▶ _SHORT EXERCISE_
Can you print every record below exactly as written?

Dataset entries:
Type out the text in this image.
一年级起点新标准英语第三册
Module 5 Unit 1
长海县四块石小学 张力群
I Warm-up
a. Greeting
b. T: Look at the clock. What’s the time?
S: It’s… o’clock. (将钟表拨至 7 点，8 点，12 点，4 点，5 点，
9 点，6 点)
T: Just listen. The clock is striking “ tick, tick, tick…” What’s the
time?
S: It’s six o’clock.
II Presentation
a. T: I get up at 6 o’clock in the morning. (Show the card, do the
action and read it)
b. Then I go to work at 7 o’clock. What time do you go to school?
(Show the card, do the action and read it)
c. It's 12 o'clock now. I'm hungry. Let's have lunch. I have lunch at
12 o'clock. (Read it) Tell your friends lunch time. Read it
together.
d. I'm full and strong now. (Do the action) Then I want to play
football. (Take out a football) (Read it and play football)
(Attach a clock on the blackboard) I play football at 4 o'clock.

▶ _SOLUTION_
Type out the text in this image.
一年级起点新标准英语第三册
Module 5 Unit 1
长海县四块石小学 张力群
I Warm-up
a. Greeting
b. T: Look at the clock. What’s the time?
S: It’s… o’clock. (将钟表拨至 7 点，8 点，12 点，4 点，5 点，
9 点，6 点)
T: Just listen. The clock is striking “ tick, tick, tick…” What’s the
time?
S: It’s six o’clock.
II Presentation
a. T: I get up at 6 o’clock in the morning. (Show the card, do the
action and read it)
b. Then I go to work at 7 o’clock. What time do you go to school?
(Show the card, do the action and read it)
c. It's 12 o'clock now. I'm hungry. Let's have lunch. I have lunch at
12 o'clock. (Read it) Tell your friends lunch time. Read it
together.
d. I'm full and strong now. (Do the action) Then I want to play
football. (Take out a football) (Read it and play football)
(Attach a clock on the blackboard) I play football at 4 o'clock.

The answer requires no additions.